Given request
Recast the material from the line with "Localize each UI" up to and including the line with "- legend-swatch: [494, 226, 508, 240]" as a Markdown table with two columns, Row and Line, numbering each line and leaving out any blank ones.

Records
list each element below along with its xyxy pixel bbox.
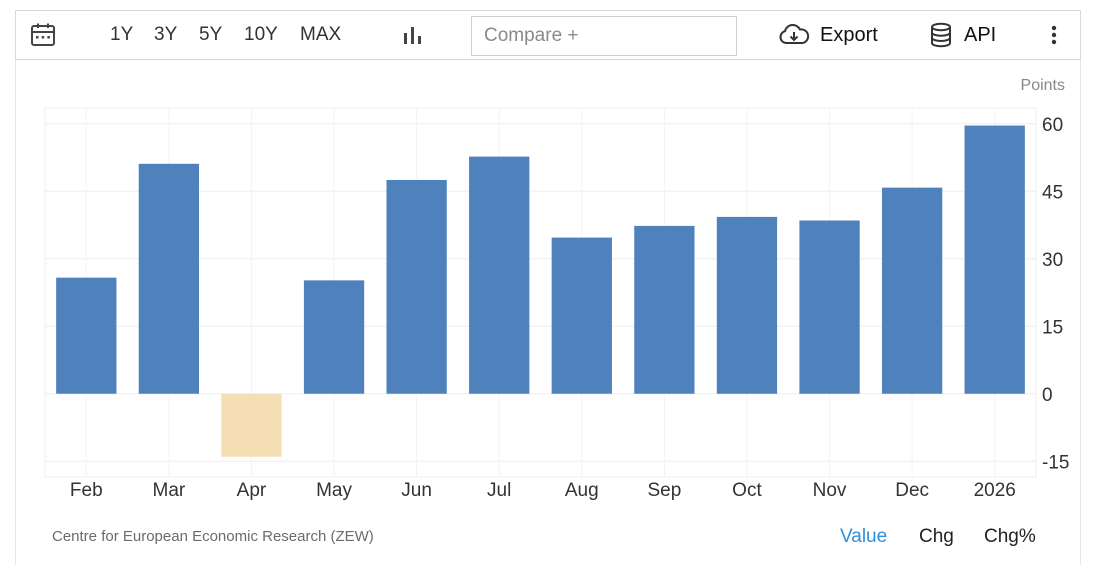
* * *
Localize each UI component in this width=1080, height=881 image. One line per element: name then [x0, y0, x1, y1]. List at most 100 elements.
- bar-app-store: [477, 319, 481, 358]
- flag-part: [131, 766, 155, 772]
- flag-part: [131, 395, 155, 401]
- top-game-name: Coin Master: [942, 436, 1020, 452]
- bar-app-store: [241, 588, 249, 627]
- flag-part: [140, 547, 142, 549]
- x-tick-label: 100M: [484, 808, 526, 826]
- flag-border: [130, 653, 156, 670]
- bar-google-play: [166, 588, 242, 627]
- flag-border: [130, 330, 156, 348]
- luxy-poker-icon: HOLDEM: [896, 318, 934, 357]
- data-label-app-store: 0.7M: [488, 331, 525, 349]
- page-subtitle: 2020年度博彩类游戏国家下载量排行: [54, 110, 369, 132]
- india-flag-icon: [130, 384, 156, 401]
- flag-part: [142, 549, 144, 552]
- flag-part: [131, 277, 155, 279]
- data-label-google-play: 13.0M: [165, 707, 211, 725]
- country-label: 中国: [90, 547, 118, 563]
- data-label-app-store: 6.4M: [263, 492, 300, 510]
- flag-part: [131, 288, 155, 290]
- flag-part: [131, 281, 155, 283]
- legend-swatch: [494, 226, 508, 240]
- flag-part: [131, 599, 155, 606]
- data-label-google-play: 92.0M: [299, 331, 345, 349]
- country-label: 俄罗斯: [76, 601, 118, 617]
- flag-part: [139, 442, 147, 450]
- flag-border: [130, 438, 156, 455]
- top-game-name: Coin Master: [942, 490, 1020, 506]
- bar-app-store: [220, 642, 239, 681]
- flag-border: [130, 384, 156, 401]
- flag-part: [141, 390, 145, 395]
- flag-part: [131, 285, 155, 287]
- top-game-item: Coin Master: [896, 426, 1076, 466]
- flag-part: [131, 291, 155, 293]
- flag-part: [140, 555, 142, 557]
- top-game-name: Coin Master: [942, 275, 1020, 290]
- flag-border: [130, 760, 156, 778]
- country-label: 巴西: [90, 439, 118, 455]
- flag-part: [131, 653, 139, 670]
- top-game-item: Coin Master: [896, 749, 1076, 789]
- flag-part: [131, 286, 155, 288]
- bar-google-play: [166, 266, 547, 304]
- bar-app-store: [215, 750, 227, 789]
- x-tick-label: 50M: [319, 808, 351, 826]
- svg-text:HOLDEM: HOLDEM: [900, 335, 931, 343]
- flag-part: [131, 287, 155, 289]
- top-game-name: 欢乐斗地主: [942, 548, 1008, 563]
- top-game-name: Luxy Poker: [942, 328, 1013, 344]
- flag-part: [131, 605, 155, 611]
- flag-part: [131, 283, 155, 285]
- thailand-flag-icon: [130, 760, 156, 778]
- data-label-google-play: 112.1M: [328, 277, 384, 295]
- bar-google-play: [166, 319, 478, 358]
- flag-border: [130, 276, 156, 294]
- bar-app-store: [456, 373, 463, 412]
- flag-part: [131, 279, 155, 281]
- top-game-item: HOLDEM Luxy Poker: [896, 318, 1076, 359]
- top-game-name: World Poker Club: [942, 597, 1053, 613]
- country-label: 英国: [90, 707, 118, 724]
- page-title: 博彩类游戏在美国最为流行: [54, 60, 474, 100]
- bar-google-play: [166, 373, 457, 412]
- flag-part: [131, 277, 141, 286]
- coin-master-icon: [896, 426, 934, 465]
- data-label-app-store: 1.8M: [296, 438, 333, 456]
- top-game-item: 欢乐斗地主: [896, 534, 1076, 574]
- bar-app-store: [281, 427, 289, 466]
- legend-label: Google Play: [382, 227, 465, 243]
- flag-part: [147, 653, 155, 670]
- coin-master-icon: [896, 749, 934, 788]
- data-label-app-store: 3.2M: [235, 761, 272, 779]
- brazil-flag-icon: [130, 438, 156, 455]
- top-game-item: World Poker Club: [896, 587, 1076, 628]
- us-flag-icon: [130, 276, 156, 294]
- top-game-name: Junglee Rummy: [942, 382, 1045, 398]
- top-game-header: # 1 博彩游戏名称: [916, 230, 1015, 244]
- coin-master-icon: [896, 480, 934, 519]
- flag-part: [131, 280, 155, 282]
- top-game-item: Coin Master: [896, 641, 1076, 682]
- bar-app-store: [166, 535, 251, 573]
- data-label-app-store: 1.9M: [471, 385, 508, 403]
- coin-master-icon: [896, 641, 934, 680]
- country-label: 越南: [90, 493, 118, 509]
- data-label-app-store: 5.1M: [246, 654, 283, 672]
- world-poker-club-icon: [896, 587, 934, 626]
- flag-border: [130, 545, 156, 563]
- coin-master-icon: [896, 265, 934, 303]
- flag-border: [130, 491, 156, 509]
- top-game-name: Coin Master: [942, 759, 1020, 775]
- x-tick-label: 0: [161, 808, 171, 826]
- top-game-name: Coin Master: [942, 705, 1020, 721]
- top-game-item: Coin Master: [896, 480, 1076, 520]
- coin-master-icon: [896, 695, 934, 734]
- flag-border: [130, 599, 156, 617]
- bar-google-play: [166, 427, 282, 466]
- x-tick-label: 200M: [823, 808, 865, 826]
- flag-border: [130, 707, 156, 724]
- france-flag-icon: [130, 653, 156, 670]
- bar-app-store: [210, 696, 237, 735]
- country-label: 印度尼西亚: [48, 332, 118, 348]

Exercise answer
| Row | Line |
|---|---|
| 1 | Localize each UI component in this width=1080, height=881 image. One line per element: name then [x0, y0, x1, y1]. List at most 100 elements. |
| 2 | - bar-app-store: [477, 319, 481, 358] |
| 3 | - flag-part: [131, 766, 155, 772] |
| 4 | - flag-part: [131, 395, 155, 401] |
| 5 | - top-game-name: Coin Master: [942, 436, 1020, 452] |
| 6 | - bar-app-store: [241, 588, 249, 627] |
| 7 | - flag-part: [140, 547, 142, 549] |
| 8 | - x-tick-label: 100M: [484, 808, 526, 826] |
| 9 | - flag-border: [130, 653, 156, 670] |
| 10 | - bar-google-play: [166, 588, 242, 627] |
| 11 | - flag-border: [130, 330, 156, 348] |
| 12 | - luxy-poker-icon: HOLDEM: [896, 318, 934, 357] |
| 13 | - data-label-app-store: 0.7M: [488, 331, 525, 349] |
| 14 | - page-subtitle: 2020年度博彩类游戏国家下载量排行: [54, 110, 369, 132] |
| 15 | - india-flag-icon: [130, 384, 156, 401] |
| 16 | - flag-part: [142, 549, 144, 552] |
| 17 | - flag-part: [131, 277, 155, 279] |
| 18 | - data-label-google-play: 13.0M: [165, 707, 211, 725] |
| 19 | - country-label: 中国: [90, 547, 118, 563] |
| 20 | - data-label-app-store: 6.4M: [263, 492, 300, 510] |
| 21 | - flag-part: [131, 288, 155, 290] |
| 22 | - flag-part: [131, 281, 155, 283] |
| 23 | - legend-swatch: [494, 226, 508, 240] |